─── RAW DATA ───

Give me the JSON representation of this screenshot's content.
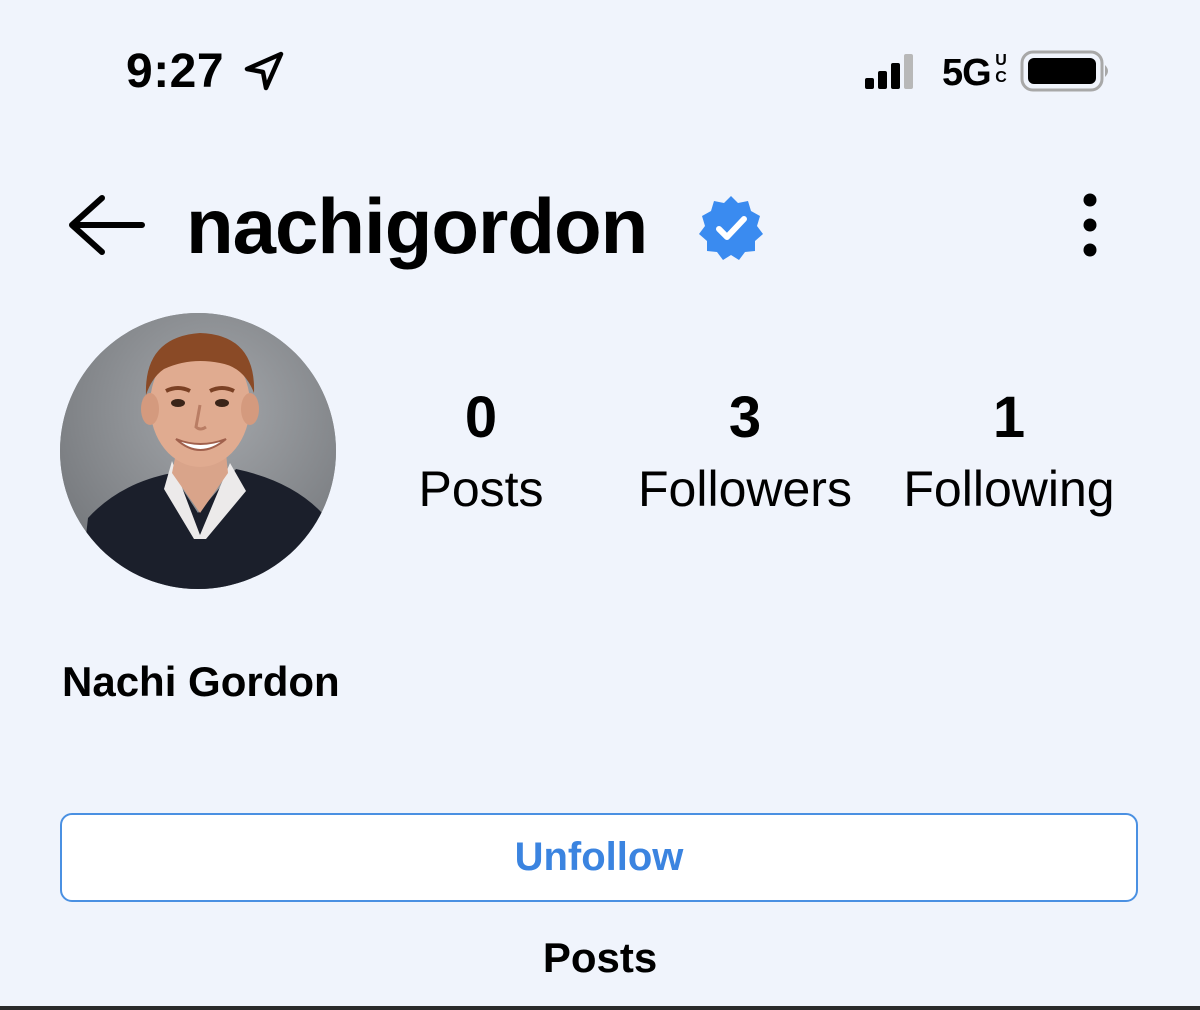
{
  "status_bar": {
    "time": "9:27",
    "network": "5G",
    "network_badge_top": "U",
    "network_badge_bottom": "C",
    "icons": [
      "location-arrow-icon",
      "cellular-signal-icon",
      "battery-icon"
    ]
  },
  "header": {
    "username": "nachigordon",
    "verified": true,
    "icons": [
      "back-arrow-icon",
      "verified-badge-icon",
      "more-options-icon"
    ]
  },
  "profile": {
    "display_name": "Nachi Gordon",
    "stats": [
      {
        "value": "0",
        "label": "Posts"
      },
      {
        "value": "3",
        "label": "Followers"
      },
      {
        "value": "1",
        "label": "Following"
      }
    ]
  },
  "actions": {
    "unfollow_label": "Unfollow"
  },
  "tabs": {
    "posts_label": "Posts"
  },
  "colors": {
    "background": "#f0f4fc",
    "accent": "#3b84e0",
    "verified": "#3a8bf0"
  }
}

───

__YOUR TASK__: Pick out each line above that includes "verified" and show it.

__SOLUTION TO THIS EXERCISE__:
    "verified": true,
      "verified-badge-icon",
    "verified": "#3a8bf0"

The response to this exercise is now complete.